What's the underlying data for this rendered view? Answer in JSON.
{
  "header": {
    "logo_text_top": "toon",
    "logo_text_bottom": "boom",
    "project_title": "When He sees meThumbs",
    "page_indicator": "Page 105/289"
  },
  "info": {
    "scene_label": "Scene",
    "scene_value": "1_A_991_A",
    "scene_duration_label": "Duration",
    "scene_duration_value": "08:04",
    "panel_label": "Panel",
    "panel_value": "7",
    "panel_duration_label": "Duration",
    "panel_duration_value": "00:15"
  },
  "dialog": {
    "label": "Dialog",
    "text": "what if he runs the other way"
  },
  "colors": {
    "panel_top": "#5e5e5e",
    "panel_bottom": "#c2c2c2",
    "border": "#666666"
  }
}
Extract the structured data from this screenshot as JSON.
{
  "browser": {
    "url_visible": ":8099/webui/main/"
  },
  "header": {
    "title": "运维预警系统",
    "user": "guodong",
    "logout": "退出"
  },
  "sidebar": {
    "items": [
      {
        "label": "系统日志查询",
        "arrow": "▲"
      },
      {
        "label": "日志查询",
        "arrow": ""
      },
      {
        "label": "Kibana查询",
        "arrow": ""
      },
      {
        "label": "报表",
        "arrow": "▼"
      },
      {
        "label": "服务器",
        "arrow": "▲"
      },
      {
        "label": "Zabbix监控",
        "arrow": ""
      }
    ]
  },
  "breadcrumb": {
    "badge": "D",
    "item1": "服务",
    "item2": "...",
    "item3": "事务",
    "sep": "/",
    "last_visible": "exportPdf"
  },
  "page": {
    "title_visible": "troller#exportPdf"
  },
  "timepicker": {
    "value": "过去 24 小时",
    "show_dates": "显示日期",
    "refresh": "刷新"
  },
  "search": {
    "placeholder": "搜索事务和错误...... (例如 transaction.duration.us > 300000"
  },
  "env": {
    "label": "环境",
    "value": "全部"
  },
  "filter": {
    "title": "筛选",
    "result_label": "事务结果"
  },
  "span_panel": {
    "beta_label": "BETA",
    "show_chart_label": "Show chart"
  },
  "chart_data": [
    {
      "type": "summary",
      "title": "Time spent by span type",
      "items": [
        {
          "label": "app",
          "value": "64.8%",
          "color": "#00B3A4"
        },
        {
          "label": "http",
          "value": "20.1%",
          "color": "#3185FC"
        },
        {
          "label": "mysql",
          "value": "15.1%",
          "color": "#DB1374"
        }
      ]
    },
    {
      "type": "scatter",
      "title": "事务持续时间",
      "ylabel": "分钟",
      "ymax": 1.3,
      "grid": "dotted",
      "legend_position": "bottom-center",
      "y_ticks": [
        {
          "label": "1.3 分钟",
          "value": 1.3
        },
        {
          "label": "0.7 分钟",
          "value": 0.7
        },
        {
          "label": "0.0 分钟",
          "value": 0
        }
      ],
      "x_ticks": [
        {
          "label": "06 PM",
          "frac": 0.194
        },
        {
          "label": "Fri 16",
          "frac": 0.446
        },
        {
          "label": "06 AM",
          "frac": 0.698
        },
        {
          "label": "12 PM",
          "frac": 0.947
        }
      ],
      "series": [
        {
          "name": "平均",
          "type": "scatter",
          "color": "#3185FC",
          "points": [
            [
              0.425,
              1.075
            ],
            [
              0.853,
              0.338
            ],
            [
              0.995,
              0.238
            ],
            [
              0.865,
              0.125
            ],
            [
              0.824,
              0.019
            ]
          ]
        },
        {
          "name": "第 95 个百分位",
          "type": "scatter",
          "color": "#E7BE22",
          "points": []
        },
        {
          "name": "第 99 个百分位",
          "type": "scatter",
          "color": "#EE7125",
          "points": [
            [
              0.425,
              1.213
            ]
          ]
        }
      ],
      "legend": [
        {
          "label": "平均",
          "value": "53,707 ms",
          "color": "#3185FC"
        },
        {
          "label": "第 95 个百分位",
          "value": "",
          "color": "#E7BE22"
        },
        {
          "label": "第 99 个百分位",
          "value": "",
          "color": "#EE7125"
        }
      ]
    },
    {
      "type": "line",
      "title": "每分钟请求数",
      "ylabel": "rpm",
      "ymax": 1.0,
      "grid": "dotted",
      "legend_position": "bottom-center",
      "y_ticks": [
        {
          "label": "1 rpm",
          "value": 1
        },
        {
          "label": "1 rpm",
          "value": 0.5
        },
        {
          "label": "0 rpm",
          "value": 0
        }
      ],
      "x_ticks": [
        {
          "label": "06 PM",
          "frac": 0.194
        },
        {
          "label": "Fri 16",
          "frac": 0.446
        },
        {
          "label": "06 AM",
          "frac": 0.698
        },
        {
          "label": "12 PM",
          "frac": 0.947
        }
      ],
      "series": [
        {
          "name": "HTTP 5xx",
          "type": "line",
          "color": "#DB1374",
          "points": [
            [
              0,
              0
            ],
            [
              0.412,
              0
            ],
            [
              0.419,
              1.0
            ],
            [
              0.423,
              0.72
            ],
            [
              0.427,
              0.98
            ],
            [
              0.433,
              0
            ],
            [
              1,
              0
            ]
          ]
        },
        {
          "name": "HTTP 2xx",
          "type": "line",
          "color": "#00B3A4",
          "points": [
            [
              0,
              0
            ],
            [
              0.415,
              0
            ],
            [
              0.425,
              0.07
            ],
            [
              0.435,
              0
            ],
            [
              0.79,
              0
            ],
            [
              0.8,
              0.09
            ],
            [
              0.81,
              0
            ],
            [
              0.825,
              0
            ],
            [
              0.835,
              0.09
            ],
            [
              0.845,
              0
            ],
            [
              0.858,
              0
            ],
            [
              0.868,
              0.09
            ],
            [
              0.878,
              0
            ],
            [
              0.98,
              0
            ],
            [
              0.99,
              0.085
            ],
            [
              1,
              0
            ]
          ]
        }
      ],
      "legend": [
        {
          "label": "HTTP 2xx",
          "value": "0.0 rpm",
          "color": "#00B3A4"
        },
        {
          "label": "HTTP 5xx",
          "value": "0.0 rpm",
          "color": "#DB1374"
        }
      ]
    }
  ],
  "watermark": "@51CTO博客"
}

Short task → Your task is to repeat every line exactly.

Result of this exercise →
What's the underlying data for this rendered view? Answer in JSON.
{
  "header": {
    "logo_text_top": "toon",
    "logo_text_bottom": "boom",
    "project_title": "When He sees meThumbs",
    "page_indicator": "Page 105/289"
  },
  "info": {
    "scene_label": "Scene",
    "scene_value": "1_A_991_A",
    "scene_duration_label": "Duration",
    "scene_duration_value": "08:04",
    "panel_label": "Panel",
    "panel_value": "7",
    "panel_duration_label": "Duration",
    "panel_duration_value": "00:15"
  },
  "dialog": {
    "label": "Dialog",
    "text": "what if he runs the other way"
  },
  "colors": {
    "panel_top": "#5e5e5e",
    "panel_bottom": "#c2c2c2",
    "border": "#666666"
  }
}
Extract the structured data from this screenshot as JSON.
{
  "browser": {
    "url_visible": ":8099/webui/main/"
  },
  "header": {
    "title": "运维预警系统",
    "user": "guodong",
    "logout": "退出"
  },
  "sidebar": {
    "items": [
      {
        "label": "系统日志查询",
        "arrow": "▲"
      },
      {
        "label": "日志查询",
        "arrow": ""
      },
      {
        "label": "Kibana查询",
        "arrow": ""
      },
      {
        "label": "报表",
        "arrow": "▼"
      },
      {
        "label": "服务器",
        "arrow": "▲"
      },
      {
        "label": "Zabbix监控",
        "arrow": ""
      }
    ]
  },
  "breadcrumb": {
    "badge": "D",
    "item1": "服务",
    "item2": "...",
    "item3": "事务",
    "sep": "/",
    "last_visible": "exportPdf"
  },
  "page": {
    "title_visible": "troller#exportPdf"
  },
  "timepicker": {
    "value": "过去 24 小时",
    "show_dates": "显示日期",
    "refresh": "刷新"
  },
  "search": {
    "placeholder": "搜索事务和错误...... (例如 transaction.duration.us > 300000"
  },
  "env": {
    "label": "环境",
    "value": "全部"
  },
  "filter": {
    "title": "筛选",
    "result_label": "事务结果"
  },
  "span_panel": {
    "beta_label": "BETA",
    "show_chart_label": "Show chart"
  },
  "chart_data": [
    {
      "type": "summary",
      "title": "Time spent by span type",
      "items": [
        {
          "label": "app",
          "value": "64.8%",
          "color": "#00B3A4"
        },
        {
          "label": "http",
          "value": "20.1%",
          "color": "#3185FC"
        },
        {
          "label": "mysql",
          "value": "15.1%",
          "color": "#DB1374"
        }
      ]
    },
    {
      "type": "scatter",
      "title": "事务持续时间",
      "ylabel": "分钟",
      "ymax": 1.3,
      "grid": "dotted",
      "legend_position": "bottom-center",
      "y_ticks": [
        {
          "label": "1.3 分钟",
          "value": 1.3
        },
        {
          "label": "0.7 分钟",
          "value": 0.7
        },
        {
          "label": "0.0 分钟",
          "value": 0
        }
      ],
      "x_ticks": [
        {
          "label": "06 PM",
          "frac": 0.194
        },
        {
          "label": "Fri 16",
          "frac": 0.446
        },
        {
          "label": "06 AM",
          "frac": 0.698
        },
        {
          "label": "12 PM",
          "frac": 0.947
        }
      ],
      "series": [
        {
          "name": "平均",
          "type": "scatter",
          "color": "#3185FC",
          "points": [
            [
              0.425,
              1.075
            ],
            [
              0.853,
              0.338
            ],
            [
              0.995,
              0.238
            ],
            [
              0.865,
              0.125
            ],
            [
              0.824,
              0.019
            ]
          ]
        },
        {
          "name": "第 95 个百分位",
          "type": "scatter",
          "color": "#E7BE22",
          "points": []
        },
        {
          "name": "第 99 个百分位",
          "type": "scatter",
          "color": "#EE7125",
          "points": [
            [
              0.425,
              1.213
            ]
          ]
        }
      ],
      "legend": [
        {
          "label": "平均",
          "value": "53,707 ms",
          "color": "#3185FC"
        },
        {
          "label": "第 95 个百分位",
          "value": "",
          "color": "#E7BE22"
        },
        {
          "label": "第 99 个百分位",
          "value": "",
          "color": "#EE7125"
        }
      ]
    },
    {
      "type": "line",
      "title": "每分钟请求数",
      "ylabel": "rpm",
      "ymax": 1.0,
      "grid": "dotted",
      "legend_position": "bottom-center",
      "y_ticks": [
        {
          "label": "1 rpm",
          "value": 1
        },
        {
          "label": "1 rpm",
          "value": 0.5
        },
        {
          "label": "0 rpm",
          "value": 0
        }
      ],
      "x_ticks": [
        {
          "label": "06 PM",
          "frac": 0.194
        },
        {
          "label": "Fri 16",
          "frac": 0.446
        },
        {
          "label": "06 AM",
          "frac": 0.698
        },
        {
          "label": "12 PM",
          "frac": 0.947
        }
      ],
      "series": [
        {
          "name": "HTTP 5xx",
          "type": "line",
          "color": "#DB1374",
          "points": [
            [
              0,
              0
            ],
            [
              0.412,
              0
            ],
            [
              0.419,
              1.0
            ],
            [
              0.423,
              0.72
            ],
            [
              0.427,
              0.98
            ],
            [
              0.433,
              0
            ],
            [
              1,
              0
            ]
          ]
        },
        {
          "name": "HTTP 2xx",
          "type": "line",
          "color": "#00B3A4",
          "points": [
            [
              0,
              0
            ],
            [
              0.415,
              0
            ],
            [
              0.425,
              0.07
            ],
            [
              0.435,
              0
            ],
            [
              0.79,
              0
            ],
            [
              0.8,
              0.09
            ],
            [
              0.81,
              0
            ],
            [
              0.825,
              0
            ],
            [
              0.835,
              0.09
            ],
            [
              0.845,
              0
            ],
            [
              0.858,
              0
            ],
            [
              0.868,
              0.09
            ],
            [
              0.878,
              0
            ],
            [
              0.98,
              0
            ],
            [
              0.99,
              0.085
            ],
            [
              1,
              0
            ]
          ]
        }
      ],
      "legend": [
        {
          "label": "HTTP 2xx",
          "value": "0.0 rpm",
          "color": "#00B3A4"
        },
        {
          "label": "HTTP 5xx",
          "value": "0.0 rpm",
          "color": "#DB1374"
        }
      ]
    }
  ],
  "watermark": "@51CTO博客"
}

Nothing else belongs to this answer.